(Items from a figure collection)
· · · ·

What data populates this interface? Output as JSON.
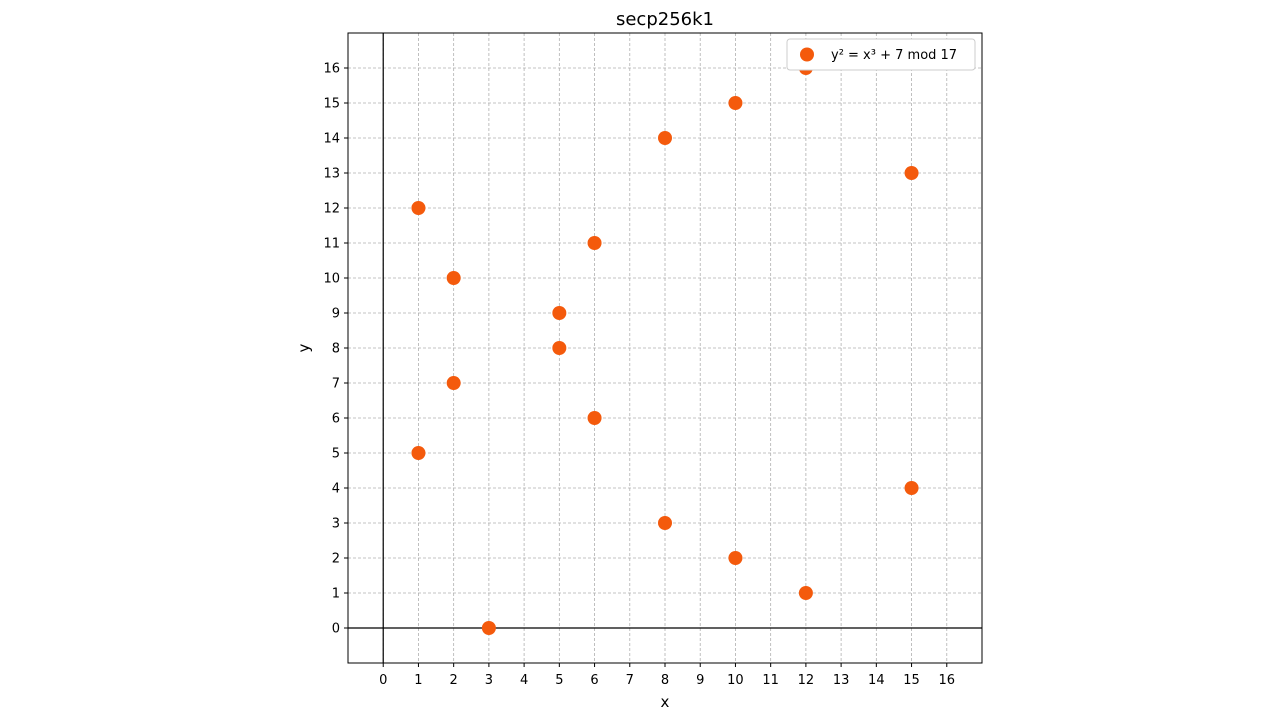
{
  "chart_data": {
    "type": "scatter",
    "title": "secp256k1",
    "xlabel": "x",
    "ylabel": "y",
    "xlim": [
      -1,
      17
    ],
    "ylim": [
      -1,
      17
    ],
    "xticks": [
      0,
      1,
      2,
      3,
      4,
      5,
      6,
      7,
      8,
      9,
      10,
      11,
      12,
      13,
      14,
      15,
      16
    ],
    "yticks": [
      0,
      1,
      2,
      3,
      4,
      5,
      6,
      7,
      8,
      9,
      10,
      11,
      12,
      13,
      14,
      15,
      16
    ],
    "grid": true,
    "axis_lines_at_zero": true,
    "legend_position": "top-right",
    "series": [
      {
        "name": "y² = x³ + 7 mod 17",
        "color": "#f45a0c",
        "points": [
          {
            "x": 1,
            "y": 5
          },
          {
            "x": 1,
            "y": 12
          },
          {
            "x": 2,
            "y": 7
          },
          {
            "x": 2,
            "y": 10
          },
          {
            "x": 3,
            "y": 0
          },
          {
            "x": 5,
            "y": 8
          },
          {
            "x": 5,
            "y": 9
          },
          {
            "x": 6,
            "y": 6
          },
          {
            "x": 6,
            "y": 11
          },
          {
            "x": 8,
            "y": 3
          },
          {
            "x": 8,
            "y": 14
          },
          {
            "x": 10,
            "y": 2
          },
          {
            "x": 10,
            "y": 15
          },
          {
            "x": 12,
            "y": 1
          },
          {
            "x": 12,
            "y": 16
          },
          {
            "x": 15,
            "y": 4
          },
          {
            "x": 15,
            "y": 13
          }
        ]
      }
    ]
  }
}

· · · ·

Short exercise: Repeat every record precisely. Any picture among them stays out of the copy.

Expected answer:
What data populates this interface? Output as JSON.
{
  "chart_data": {
    "type": "scatter",
    "title": "secp256k1",
    "xlabel": "x",
    "ylabel": "y",
    "xlim": [
      -1,
      17
    ],
    "ylim": [
      -1,
      17
    ],
    "xticks": [
      0,
      1,
      2,
      3,
      4,
      5,
      6,
      7,
      8,
      9,
      10,
      11,
      12,
      13,
      14,
      15,
      16
    ],
    "yticks": [
      0,
      1,
      2,
      3,
      4,
      5,
      6,
      7,
      8,
      9,
      10,
      11,
      12,
      13,
      14,
      15,
      16
    ],
    "grid": true,
    "axis_lines_at_zero": true,
    "legend_position": "top-right",
    "series": [
      {
        "name": "y² = x³ + 7 mod 17",
        "color": "#f45a0c",
        "points": [
          {
            "x": 1,
            "y": 5
          },
          {
            "x": 1,
            "y": 12
          },
          {
            "x": 2,
            "y": 7
          },
          {
            "x": 2,
            "y": 10
          },
          {
            "x": 3,
            "y": 0
          },
          {
            "x": 5,
            "y": 8
          },
          {
            "x": 5,
            "y": 9
          },
          {
            "x": 6,
            "y": 6
          },
          {
            "x": 6,
            "y": 11
          },
          {
            "x": 8,
            "y": 3
          },
          {
            "x": 8,
            "y": 14
          },
          {
            "x": 10,
            "y": 2
          },
          {
            "x": 10,
            "y": 15
          },
          {
            "x": 12,
            "y": 1
          },
          {
            "x": 12,
            "y": 16
          },
          {
            "x": 15,
            "y": 4
          },
          {
            "x": 15,
            "y": 13
          }
        ]
      }
    ]
  }
}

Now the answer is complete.